- [Stated problem]
Print the entries verbatim, leaving out the images they contain.

====================

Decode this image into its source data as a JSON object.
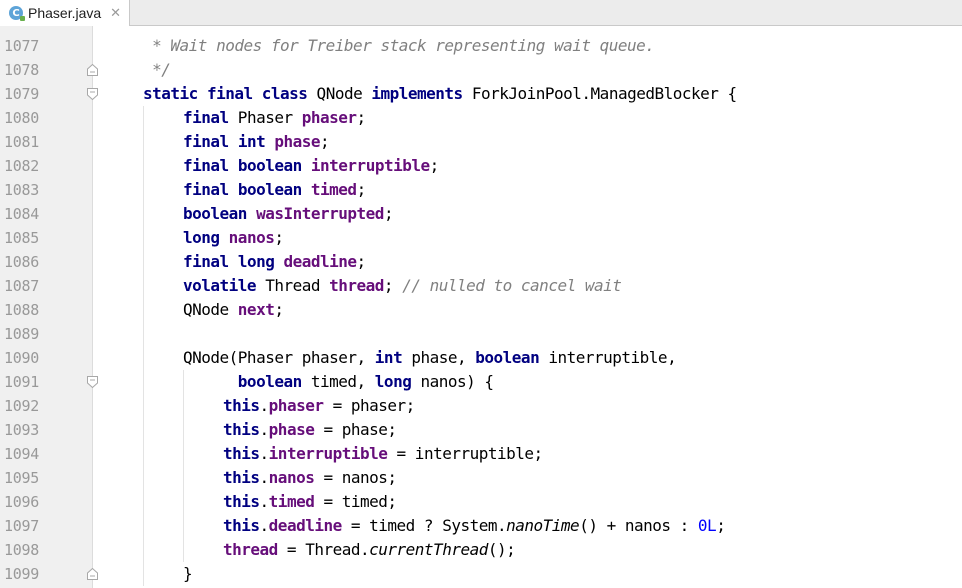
{
  "tab": {
    "icon_letter": "C",
    "file_name": "Phaser.java",
    "close_glyph": "✕"
  },
  "line_numbers": [
    "1077",
    "1078",
    "1079",
    "1080",
    "1081",
    "1082",
    "1083",
    "1084",
    "1085",
    "1086",
    "1087",
    "1088",
    "1089",
    "1090",
    "1091",
    "1092",
    "1093",
    "1094",
    "1095",
    "1096",
    "1097",
    "1098",
    "1099"
  ],
  "fold_markers": {
    "1078": "end",
    "1079": "start",
    "1091": "start",
    "1099": "end"
  },
  "colors": {
    "keyword": "#000080",
    "field": "#660e7a",
    "comment": "#808080",
    "number": "#0000ff",
    "gutter": "#f0f0f0"
  },
  "code_lines": [
    {
      "indent": 1,
      "tokens": [
        {
          "t": " * Wait nodes for Treiber stack representing wait queue.",
          "c": "cm"
        }
      ]
    },
    {
      "indent": 1,
      "tokens": [
        {
          "t": " */",
          "c": "cm"
        }
      ]
    },
    {
      "indent": 1,
      "tokens": [
        {
          "t": "static",
          "c": "kw"
        },
        {
          "t": " "
        },
        {
          "t": "final",
          "c": "kw"
        },
        {
          "t": " "
        },
        {
          "t": "class",
          "c": "kw"
        },
        {
          "t": " QNode "
        },
        {
          "t": "implements",
          "c": "kw"
        },
        {
          "t": " ForkJoinPool.ManagedBlocker {"
        }
      ]
    },
    {
      "indent": 2,
      "tokens": [
        {
          "t": "final",
          "c": "kw"
        },
        {
          "t": " Phaser "
        },
        {
          "t": "phaser",
          "c": "fld"
        },
        {
          "t": ";"
        }
      ]
    },
    {
      "indent": 2,
      "tokens": [
        {
          "t": "final",
          "c": "kw"
        },
        {
          "t": " "
        },
        {
          "t": "int",
          "c": "kw"
        },
        {
          "t": " "
        },
        {
          "t": "phase",
          "c": "fld"
        },
        {
          "t": ";"
        }
      ]
    },
    {
      "indent": 2,
      "tokens": [
        {
          "t": "final",
          "c": "kw"
        },
        {
          "t": " "
        },
        {
          "t": "boolean",
          "c": "kw"
        },
        {
          "t": " "
        },
        {
          "t": "interruptible",
          "c": "fld"
        },
        {
          "t": ";"
        }
      ]
    },
    {
      "indent": 2,
      "tokens": [
        {
          "t": "final",
          "c": "kw"
        },
        {
          "t": " "
        },
        {
          "t": "boolean",
          "c": "kw"
        },
        {
          "t": " "
        },
        {
          "t": "timed",
          "c": "fld"
        },
        {
          "t": ";"
        }
      ]
    },
    {
      "indent": 2,
      "tokens": [
        {
          "t": "boolean",
          "c": "kw"
        },
        {
          "t": " "
        },
        {
          "t": "wasInterrupted",
          "c": "fld"
        },
        {
          "t": ";"
        }
      ]
    },
    {
      "indent": 2,
      "tokens": [
        {
          "t": "long",
          "c": "kw"
        },
        {
          "t": " "
        },
        {
          "t": "nanos",
          "c": "fld"
        },
        {
          "t": ";"
        }
      ]
    },
    {
      "indent": 2,
      "tokens": [
        {
          "t": "final",
          "c": "kw"
        },
        {
          "t": " "
        },
        {
          "t": "long",
          "c": "kw"
        },
        {
          "t": " "
        },
        {
          "t": "deadline",
          "c": "fld"
        },
        {
          "t": ";"
        }
      ]
    },
    {
      "indent": 2,
      "tokens": [
        {
          "t": "volatile",
          "c": "kw"
        },
        {
          "t": " Thread "
        },
        {
          "t": "thread",
          "c": "fld"
        },
        {
          "t": "; "
        },
        {
          "t": "// nulled to cancel wait",
          "c": "cm"
        }
      ]
    },
    {
      "indent": 2,
      "tokens": [
        {
          "t": "QNode "
        },
        {
          "t": "next",
          "c": "fld"
        },
        {
          "t": ";"
        }
      ]
    },
    {
      "indent": 0,
      "tokens": []
    },
    {
      "indent": 2,
      "tokens": [
        {
          "t": "QNode(Phaser phaser, "
        },
        {
          "t": "int",
          "c": "kw"
        },
        {
          "t": " phase, "
        },
        {
          "t": "boolean",
          "c": "kw"
        },
        {
          "t": " interruptible,"
        }
      ]
    },
    {
      "indent": 2,
      "tokens": [
        {
          "t": "      "
        },
        {
          "t": "boolean",
          "c": "kw"
        },
        {
          "t": " timed, "
        },
        {
          "t": "long",
          "c": "kw"
        },
        {
          "t": " nanos) {"
        }
      ]
    },
    {
      "indent": 3,
      "tokens": [
        {
          "t": "this",
          "c": "kw"
        },
        {
          "t": "."
        },
        {
          "t": "phaser",
          "c": "fld"
        },
        {
          "t": " = phaser;"
        }
      ]
    },
    {
      "indent": 3,
      "tokens": [
        {
          "t": "this",
          "c": "kw"
        },
        {
          "t": "."
        },
        {
          "t": "phase",
          "c": "fld"
        },
        {
          "t": " = phase;"
        }
      ]
    },
    {
      "indent": 3,
      "tokens": [
        {
          "t": "this",
          "c": "kw"
        },
        {
          "t": "."
        },
        {
          "t": "interruptible",
          "c": "fld"
        },
        {
          "t": " = interruptible;"
        }
      ]
    },
    {
      "indent": 3,
      "tokens": [
        {
          "t": "this",
          "c": "kw"
        },
        {
          "t": "."
        },
        {
          "t": "nanos",
          "c": "fld"
        },
        {
          "t": " = nanos;"
        }
      ]
    },
    {
      "indent": 3,
      "tokens": [
        {
          "t": "this",
          "c": "kw"
        },
        {
          "t": "."
        },
        {
          "t": "timed",
          "c": "fld"
        },
        {
          "t": " = timed;"
        }
      ]
    },
    {
      "indent": 3,
      "tokens": [
        {
          "t": "this",
          "c": "kw"
        },
        {
          "t": "."
        },
        {
          "t": "deadline",
          "c": "fld"
        },
        {
          "t": " = timed ? System."
        },
        {
          "t": "nanoTime",
          "c": "it"
        },
        {
          "t": "() + nanos : "
        },
        {
          "t": "0L",
          "c": "num"
        },
        {
          "t": ";"
        }
      ]
    },
    {
      "indent": 3,
      "tokens": [
        {
          "t": "thread",
          "c": "fld"
        },
        {
          "t": " = Thread."
        },
        {
          "t": "currentThread",
          "c": "it"
        },
        {
          "t": "();"
        }
      ]
    },
    {
      "indent": 2,
      "tokens": [
        {
          "t": "}"
        }
      ]
    }
  ]
}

====================

- [Response below]
Decode this image into its source data as a JSON object.
{
  "tab": {
    "icon_letter": "C",
    "file_name": "Phaser.java",
    "close_glyph": "✕"
  },
  "line_numbers": [
    "1077",
    "1078",
    "1079",
    "1080",
    "1081",
    "1082",
    "1083",
    "1084",
    "1085",
    "1086",
    "1087",
    "1088",
    "1089",
    "1090",
    "1091",
    "1092",
    "1093",
    "1094",
    "1095",
    "1096",
    "1097",
    "1098",
    "1099"
  ],
  "fold_markers": {
    "1078": "end",
    "1079": "start",
    "1091": "start",
    "1099": "end"
  },
  "colors": {
    "keyword": "#000080",
    "field": "#660e7a",
    "comment": "#808080",
    "number": "#0000ff",
    "gutter": "#f0f0f0"
  },
  "code_lines": [
    {
      "indent": 1,
      "tokens": [
        {
          "t": " * Wait nodes for Treiber stack representing wait queue.",
          "c": "cm"
        }
      ]
    },
    {
      "indent": 1,
      "tokens": [
        {
          "t": " */",
          "c": "cm"
        }
      ]
    },
    {
      "indent": 1,
      "tokens": [
        {
          "t": "static",
          "c": "kw"
        },
        {
          "t": " "
        },
        {
          "t": "final",
          "c": "kw"
        },
        {
          "t": " "
        },
        {
          "t": "class",
          "c": "kw"
        },
        {
          "t": " QNode "
        },
        {
          "t": "implements",
          "c": "kw"
        },
        {
          "t": " ForkJoinPool.ManagedBlocker {"
        }
      ]
    },
    {
      "indent": 2,
      "tokens": [
        {
          "t": "final",
          "c": "kw"
        },
        {
          "t": " Phaser "
        },
        {
          "t": "phaser",
          "c": "fld"
        },
        {
          "t": ";"
        }
      ]
    },
    {
      "indent": 2,
      "tokens": [
        {
          "t": "final",
          "c": "kw"
        },
        {
          "t": " "
        },
        {
          "t": "int",
          "c": "kw"
        },
        {
          "t": " "
        },
        {
          "t": "phase",
          "c": "fld"
        },
        {
          "t": ";"
        }
      ]
    },
    {
      "indent": 2,
      "tokens": [
        {
          "t": "final",
          "c": "kw"
        },
        {
          "t": " "
        },
        {
          "t": "boolean",
          "c": "kw"
        },
        {
          "t": " "
        },
        {
          "t": "interruptible",
          "c": "fld"
        },
        {
          "t": ";"
        }
      ]
    },
    {
      "indent": 2,
      "tokens": [
        {
          "t": "final",
          "c": "kw"
        },
        {
          "t": " "
        },
        {
          "t": "boolean",
          "c": "kw"
        },
        {
          "t": " "
        },
        {
          "t": "timed",
          "c": "fld"
        },
        {
          "t": ";"
        }
      ]
    },
    {
      "indent": 2,
      "tokens": [
        {
          "t": "boolean",
          "c": "kw"
        },
        {
          "t": " "
        },
        {
          "t": "wasInterrupted",
          "c": "fld"
        },
        {
          "t": ";"
        }
      ]
    },
    {
      "indent": 2,
      "tokens": [
        {
          "t": "long",
          "c": "kw"
        },
        {
          "t": " "
        },
        {
          "t": "nanos",
          "c": "fld"
        },
        {
          "t": ";"
        }
      ]
    },
    {
      "indent": 2,
      "tokens": [
        {
          "t": "final",
          "c": "kw"
        },
        {
          "t": " "
        },
        {
          "t": "long",
          "c": "kw"
        },
        {
          "t": " "
        },
        {
          "t": "deadline",
          "c": "fld"
        },
        {
          "t": ";"
        }
      ]
    },
    {
      "indent": 2,
      "tokens": [
        {
          "t": "volatile",
          "c": "kw"
        },
        {
          "t": " Thread "
        },
        {
          "t": "thread",
          "c": "fld"
        },
        {
          "t": "; "
        },
        {
          "t": "// nulled to cancel wait",
          "c": "cm"
        }
      ]
    },
    {
      "indent": 2,
      "tokens": [
        {
          "t": "QNode "
        },
        {
          "t": "next",
          "c": "fld"
        },
        {
          "t": ";"
        }
      ]
    },
    {
      "indent": 0,
      "tokens": []
    },
    {
      "indent": 2,
      "tokens": [
        {
          "t": "QNode(Phaser phaser, "
        },
        {
          "t": "int",
          "c": "kw"
        },
        {
          "t": " phase, "
        },
        {
          "t": "boolean",
          "c": "kw"
        },
        {
          "t": " interruptible,"
        }
      ]
    },
    {
      "indent": 2,
      "tokens": [
        {
          "t": "      "
        },
        {
          "t": "boolean",
          "c": "kw"
        },
        {
          "t": " timed, "
        },
        {
          "t": "long",
          "c": "kw"
        },
        {
          "t": " nanos) {"
        }
      ]
    },
    {
      "indent": 3,
      "tokens": [
        {
          "t": "this",
          "c": "kw"
        },
        {
          "t": "."
        },
        {
          "t": "phaser",
          "c": "fld"
        },
        {
          "t": " = phaser;"
        }
      ]
    },
    {
      "indent": 3,
      "tokens": [
        {
          "t": "this",
          "c": "kw"
        },
        {
          "t": "."
        },
        {
          "t": "phase",
          "c": "fld"
        },
        {
          "t": " = phase;"
        }
      ]
    },
    {
      "indent": 3,
      "tokens": [
        {
          "t": "this",
          "c": "kw"
        },
        {
          "t": "."
        },
        {
          "t": "interruptible",
          "c": "fld"
        },
        {
          "t": " = interruptible;"
        }
      ]
    },
    {
      "indent": 3,
      "tokens": [
        {
          "t": "this",
          "c": "kw"
        },
        {
          "t": "."
        },
        {
          "t": "nanos",
          "c": "fld"
        },
        {
          "t": " = nanos;"
        }
      ]
    },
    {
      "indent": 3,
      "tokens": [
        {
          "t": "this",
          "c": "kw"
        },
        {
          "t": "."
        },
        {
          "t": "timed",
          "c": "fld"
        },
        {
          "t": " = timed;"
        }
      ]
    },
    {
      "indent": 3,
      "tokens": [
        {
          "t": "this",
          "c": "kw"
        },
        {
          "t": "."
        },
        {
          "t": "deadline",
          "c": "fld"
        },
        {
          "t": " = timed ? System."
        },
        {
          "t": "nanoTime",
          "c": "it"
        },
        {
          "t": "() + nanos : "
        },
        {
          "t": "0L",
          "c": "num"
        },
        {
          "t": ";"
        }
      ]
    },
    {
      "indent": 3,
      "tokens": [
        {
          "t": "thread",
          "c": "fld"
        },
        {
          "t": " = Thread."
        },
        {
          "t": "currentThread",
          "c": "it"
        },
        {
          "t": "();"
        }
      ]
    },
    {
      "indent": 2,
      "tokens": [
        {
          "t": "}"
        }
      ]
    }
  ]
}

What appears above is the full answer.